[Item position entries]
• • • •

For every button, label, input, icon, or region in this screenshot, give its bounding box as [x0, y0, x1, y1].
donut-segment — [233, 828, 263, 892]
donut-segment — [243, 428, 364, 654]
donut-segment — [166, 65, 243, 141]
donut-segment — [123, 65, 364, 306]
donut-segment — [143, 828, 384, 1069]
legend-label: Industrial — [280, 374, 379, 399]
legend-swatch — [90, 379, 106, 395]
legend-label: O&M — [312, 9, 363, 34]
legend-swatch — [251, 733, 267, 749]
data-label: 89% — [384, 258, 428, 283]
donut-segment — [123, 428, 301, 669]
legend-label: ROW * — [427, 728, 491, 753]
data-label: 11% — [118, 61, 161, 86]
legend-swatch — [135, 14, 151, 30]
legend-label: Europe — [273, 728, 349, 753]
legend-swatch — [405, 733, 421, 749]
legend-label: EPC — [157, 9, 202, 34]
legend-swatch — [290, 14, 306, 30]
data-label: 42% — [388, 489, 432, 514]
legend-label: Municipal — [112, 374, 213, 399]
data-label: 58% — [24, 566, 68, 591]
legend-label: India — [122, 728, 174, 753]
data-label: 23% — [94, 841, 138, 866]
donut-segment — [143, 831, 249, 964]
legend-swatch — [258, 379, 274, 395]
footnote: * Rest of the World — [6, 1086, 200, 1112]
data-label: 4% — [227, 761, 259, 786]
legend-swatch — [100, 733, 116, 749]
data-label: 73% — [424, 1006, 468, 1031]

• • • •

• GIVEN REQUEST
Copy out every line of the listing above without any change.

• ANSWER
For every button, label, input, icon, or region in this screenshot, give its bounding box as [x0, y0, x1, y1].
donut-segment — [233, 828, 263, 892]
donut-segment — [243, 428, 364, 654]
donut-segment — [166, 65, 243, 141]
donut-segment — [123, 65, 364, 306]
donut-segment — [143, 828, 384, 1069]
legend-label: Industrial — [280, 374, 379, 399]
legend-swatch — [90, 379, 106, 395]
legend-label: O&M — [312, 9, 363, 34]
legend-swatch — [251, 733, 267, 749]
data-label: 89% — [384, 258, 428, 283]
donut-segment — [123, 428, 301, 669]
legend-label: ROW * — [427, 728, 491, 753]
data-label: 11% — [118, 61, 161, 86]
legend-swatch — [135, 14, 151, 30]
legend-label: Europe — [273, 728, 349, 753]
legend-swatch — [405, 733, 421, 749]
legend-label: EPC — [157, 9, 202, 34]
legend-swatch — [290, 14, 306, 30]
data-label: 42% — [388, 489, 432, 514]
legend-label: Municipal — [112, 374, 213, 399]
data-label: 58% — [24, 566, 68, 591]
legend-label: India — [122, 728, 174, 753]
data-label: 23% — [94, 841, 138, 866]
donut-segment — [143, 831, 249, 964]
legend-swatch — [258, 379, 274, 395]
footnote: * Rest of the World — [6, 1086, 200, 1112]
data-label: 4% — [227, 761, 259, 786]
legend-swatch — [100, 733, 116, 749]
data-label: 73% — [424, 1006, 468, 1031]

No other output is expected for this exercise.